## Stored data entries
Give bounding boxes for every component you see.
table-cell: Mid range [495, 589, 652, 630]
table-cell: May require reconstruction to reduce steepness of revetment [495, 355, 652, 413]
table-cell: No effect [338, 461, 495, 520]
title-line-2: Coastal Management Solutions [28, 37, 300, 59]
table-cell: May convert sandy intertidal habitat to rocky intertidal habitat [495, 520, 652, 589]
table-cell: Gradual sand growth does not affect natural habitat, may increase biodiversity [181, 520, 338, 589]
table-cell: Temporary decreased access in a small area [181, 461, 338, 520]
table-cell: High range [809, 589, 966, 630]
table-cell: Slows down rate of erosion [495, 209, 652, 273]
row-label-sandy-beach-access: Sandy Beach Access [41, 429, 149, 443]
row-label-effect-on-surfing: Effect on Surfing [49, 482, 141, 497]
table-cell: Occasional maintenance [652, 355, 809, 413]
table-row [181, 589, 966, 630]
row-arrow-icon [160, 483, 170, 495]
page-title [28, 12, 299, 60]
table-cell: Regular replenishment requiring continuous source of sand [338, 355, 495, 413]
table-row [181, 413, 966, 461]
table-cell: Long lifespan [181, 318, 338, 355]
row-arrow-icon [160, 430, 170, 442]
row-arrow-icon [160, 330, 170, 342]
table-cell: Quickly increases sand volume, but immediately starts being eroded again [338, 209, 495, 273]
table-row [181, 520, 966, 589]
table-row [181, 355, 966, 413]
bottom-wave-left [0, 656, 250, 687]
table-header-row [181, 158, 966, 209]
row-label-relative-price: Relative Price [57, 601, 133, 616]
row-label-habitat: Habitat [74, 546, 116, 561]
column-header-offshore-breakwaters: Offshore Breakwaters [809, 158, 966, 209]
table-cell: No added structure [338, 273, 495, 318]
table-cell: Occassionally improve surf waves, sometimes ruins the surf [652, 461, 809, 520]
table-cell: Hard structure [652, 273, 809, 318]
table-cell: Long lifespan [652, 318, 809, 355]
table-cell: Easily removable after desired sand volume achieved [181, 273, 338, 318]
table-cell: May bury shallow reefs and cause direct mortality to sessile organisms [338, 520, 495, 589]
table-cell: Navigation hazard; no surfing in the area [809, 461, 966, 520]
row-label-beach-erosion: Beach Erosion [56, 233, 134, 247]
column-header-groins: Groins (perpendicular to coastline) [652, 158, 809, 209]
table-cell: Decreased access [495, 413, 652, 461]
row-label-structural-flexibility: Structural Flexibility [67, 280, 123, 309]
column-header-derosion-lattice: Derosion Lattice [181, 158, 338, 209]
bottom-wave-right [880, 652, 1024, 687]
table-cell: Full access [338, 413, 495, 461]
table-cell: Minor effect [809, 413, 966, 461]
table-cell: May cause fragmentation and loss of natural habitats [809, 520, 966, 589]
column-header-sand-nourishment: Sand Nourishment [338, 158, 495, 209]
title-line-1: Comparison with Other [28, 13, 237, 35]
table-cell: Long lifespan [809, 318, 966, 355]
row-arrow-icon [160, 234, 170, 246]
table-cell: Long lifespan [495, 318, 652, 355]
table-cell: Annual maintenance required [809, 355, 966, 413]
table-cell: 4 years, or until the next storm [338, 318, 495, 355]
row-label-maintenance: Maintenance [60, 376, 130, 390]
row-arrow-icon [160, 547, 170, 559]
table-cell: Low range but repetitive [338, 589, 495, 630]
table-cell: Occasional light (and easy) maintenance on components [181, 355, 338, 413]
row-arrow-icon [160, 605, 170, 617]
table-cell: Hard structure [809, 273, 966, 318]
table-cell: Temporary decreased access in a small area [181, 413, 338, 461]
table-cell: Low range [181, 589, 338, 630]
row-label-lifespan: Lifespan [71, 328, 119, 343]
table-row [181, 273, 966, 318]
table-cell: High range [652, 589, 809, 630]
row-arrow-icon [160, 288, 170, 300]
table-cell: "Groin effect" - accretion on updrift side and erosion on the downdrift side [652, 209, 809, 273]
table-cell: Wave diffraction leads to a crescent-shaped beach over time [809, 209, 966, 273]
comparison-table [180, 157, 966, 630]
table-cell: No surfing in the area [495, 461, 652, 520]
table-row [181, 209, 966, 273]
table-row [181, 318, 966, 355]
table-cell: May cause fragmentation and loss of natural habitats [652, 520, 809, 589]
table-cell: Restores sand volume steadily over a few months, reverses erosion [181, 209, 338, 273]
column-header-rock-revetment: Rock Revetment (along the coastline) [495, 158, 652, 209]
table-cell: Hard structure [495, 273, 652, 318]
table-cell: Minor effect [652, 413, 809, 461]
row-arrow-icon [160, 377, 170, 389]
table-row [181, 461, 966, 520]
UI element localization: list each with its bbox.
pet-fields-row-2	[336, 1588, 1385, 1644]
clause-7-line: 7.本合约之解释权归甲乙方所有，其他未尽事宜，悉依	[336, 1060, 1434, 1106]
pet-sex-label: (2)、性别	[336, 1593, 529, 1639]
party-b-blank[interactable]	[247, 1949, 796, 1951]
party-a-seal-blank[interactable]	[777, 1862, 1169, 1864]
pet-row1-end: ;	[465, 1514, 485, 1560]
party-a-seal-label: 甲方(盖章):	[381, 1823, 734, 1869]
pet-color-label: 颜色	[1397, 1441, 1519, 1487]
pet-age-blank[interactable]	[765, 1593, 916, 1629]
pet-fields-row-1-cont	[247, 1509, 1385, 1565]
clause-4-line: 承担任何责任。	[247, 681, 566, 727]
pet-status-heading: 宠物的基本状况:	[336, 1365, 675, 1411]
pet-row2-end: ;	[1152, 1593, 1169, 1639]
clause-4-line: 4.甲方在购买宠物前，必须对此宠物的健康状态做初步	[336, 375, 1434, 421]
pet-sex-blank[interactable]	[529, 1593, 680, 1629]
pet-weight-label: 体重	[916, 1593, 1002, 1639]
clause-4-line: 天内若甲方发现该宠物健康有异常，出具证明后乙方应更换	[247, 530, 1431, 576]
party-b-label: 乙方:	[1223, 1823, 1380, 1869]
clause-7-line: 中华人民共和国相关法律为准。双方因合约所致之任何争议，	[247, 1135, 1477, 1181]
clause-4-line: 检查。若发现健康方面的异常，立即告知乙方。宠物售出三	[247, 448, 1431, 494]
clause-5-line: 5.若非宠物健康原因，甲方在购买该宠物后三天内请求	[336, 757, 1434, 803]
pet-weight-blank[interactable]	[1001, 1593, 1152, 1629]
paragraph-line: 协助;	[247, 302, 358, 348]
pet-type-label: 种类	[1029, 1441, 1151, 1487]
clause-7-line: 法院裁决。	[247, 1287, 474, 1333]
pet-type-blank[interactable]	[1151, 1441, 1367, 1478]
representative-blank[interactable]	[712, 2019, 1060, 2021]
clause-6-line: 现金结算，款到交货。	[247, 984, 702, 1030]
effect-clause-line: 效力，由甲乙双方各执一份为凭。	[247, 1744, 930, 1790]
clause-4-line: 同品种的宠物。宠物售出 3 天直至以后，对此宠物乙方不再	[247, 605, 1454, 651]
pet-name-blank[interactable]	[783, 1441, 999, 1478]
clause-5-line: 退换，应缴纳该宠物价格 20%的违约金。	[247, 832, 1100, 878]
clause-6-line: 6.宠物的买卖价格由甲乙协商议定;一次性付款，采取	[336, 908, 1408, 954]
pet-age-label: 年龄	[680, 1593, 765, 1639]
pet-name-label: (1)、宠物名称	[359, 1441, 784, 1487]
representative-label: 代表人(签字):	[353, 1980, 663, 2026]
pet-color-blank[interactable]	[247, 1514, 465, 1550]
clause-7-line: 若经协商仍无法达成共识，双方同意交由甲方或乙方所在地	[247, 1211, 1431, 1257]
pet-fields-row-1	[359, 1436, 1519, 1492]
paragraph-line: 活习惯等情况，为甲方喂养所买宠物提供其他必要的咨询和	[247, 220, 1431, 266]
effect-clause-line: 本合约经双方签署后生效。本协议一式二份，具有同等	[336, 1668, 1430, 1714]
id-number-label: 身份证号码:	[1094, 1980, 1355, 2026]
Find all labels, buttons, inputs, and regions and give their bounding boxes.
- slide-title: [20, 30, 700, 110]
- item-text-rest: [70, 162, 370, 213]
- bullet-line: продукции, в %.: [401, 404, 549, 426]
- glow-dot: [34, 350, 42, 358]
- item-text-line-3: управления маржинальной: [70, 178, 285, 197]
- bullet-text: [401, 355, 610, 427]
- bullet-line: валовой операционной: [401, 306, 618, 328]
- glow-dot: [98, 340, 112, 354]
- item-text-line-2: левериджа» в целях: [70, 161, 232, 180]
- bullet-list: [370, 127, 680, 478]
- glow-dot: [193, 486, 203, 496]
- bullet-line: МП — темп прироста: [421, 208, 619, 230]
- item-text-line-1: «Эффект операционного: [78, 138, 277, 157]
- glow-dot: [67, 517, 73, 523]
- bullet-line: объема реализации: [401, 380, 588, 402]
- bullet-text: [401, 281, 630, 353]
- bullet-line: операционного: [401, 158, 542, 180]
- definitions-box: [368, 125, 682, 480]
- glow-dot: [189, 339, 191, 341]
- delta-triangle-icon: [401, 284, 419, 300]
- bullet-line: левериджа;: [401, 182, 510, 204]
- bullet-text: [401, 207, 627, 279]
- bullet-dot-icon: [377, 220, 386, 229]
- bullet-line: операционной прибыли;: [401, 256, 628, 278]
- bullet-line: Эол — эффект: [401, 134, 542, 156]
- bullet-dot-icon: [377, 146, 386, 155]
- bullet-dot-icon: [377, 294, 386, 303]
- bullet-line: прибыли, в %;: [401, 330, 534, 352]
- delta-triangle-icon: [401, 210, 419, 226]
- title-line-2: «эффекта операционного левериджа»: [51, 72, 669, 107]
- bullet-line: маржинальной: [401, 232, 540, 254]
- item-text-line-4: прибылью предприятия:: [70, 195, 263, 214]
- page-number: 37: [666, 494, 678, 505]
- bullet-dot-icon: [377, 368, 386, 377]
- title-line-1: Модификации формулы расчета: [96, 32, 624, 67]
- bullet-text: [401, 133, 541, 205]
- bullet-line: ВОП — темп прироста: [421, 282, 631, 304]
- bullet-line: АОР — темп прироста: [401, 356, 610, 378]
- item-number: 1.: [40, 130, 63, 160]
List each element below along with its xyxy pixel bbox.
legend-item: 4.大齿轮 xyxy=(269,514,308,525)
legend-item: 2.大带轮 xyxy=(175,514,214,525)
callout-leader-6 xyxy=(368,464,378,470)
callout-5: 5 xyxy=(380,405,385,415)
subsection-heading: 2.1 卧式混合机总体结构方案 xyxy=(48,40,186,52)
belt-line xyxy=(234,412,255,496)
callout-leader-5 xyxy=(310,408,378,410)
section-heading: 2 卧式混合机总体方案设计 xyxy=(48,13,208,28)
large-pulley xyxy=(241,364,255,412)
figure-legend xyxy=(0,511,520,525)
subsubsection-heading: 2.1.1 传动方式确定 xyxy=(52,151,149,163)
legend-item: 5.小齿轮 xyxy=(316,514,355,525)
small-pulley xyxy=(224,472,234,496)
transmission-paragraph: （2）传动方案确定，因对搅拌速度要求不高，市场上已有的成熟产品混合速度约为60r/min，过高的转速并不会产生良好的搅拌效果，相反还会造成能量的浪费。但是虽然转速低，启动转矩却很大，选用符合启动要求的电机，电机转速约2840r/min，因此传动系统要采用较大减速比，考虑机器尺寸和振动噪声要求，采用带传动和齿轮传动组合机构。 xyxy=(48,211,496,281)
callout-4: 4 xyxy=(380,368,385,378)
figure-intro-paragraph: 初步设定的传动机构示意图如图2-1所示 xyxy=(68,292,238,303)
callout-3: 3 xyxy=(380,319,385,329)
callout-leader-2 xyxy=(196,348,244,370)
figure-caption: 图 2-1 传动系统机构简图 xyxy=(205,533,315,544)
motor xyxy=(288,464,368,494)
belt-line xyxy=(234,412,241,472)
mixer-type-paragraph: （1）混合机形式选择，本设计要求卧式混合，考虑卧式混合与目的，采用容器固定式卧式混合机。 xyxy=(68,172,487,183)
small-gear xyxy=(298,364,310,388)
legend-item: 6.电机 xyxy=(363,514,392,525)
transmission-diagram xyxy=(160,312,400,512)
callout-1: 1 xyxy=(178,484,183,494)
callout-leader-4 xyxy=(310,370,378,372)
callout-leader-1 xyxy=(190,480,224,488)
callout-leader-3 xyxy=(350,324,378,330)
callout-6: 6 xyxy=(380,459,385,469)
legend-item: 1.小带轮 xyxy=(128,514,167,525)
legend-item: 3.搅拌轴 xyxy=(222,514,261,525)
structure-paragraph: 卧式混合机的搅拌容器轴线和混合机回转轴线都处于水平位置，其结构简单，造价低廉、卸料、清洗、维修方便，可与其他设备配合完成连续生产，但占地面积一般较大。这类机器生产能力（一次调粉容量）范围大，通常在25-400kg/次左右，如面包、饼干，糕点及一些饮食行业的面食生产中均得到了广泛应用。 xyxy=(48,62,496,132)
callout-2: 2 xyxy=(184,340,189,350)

## EXERCISE
Reproduce everything from the start of the data down to and including the line containing "table-cell: High range [809, 589, 966, 630]", keeping each line identical.

## ANSWER FOR THE TASK
Give bounding boxes for every component you see.
table-cell: Mid range [495, 589, 652, 630]
table-cell: May require reconstruction to reduce steepness of revetment [495, 355, 652, 413]
table-cell: No effect [338, 461, 495, 520]
title-line-2: Coastal Management Solutions [28, 37, 300, 59]
table-cell: May convert sandy intertidal habitat to rocky intertidal habitat [495, 520, 652, 589]
table-cell: Gradual sand growth does not affect natural habitat, may increase biodiversity [181, 520, 338, 589]
table-cell: Temporary decreased access in a small area [181, 461, 338, 520]
table-cell: High range [809, 589, 966, 630]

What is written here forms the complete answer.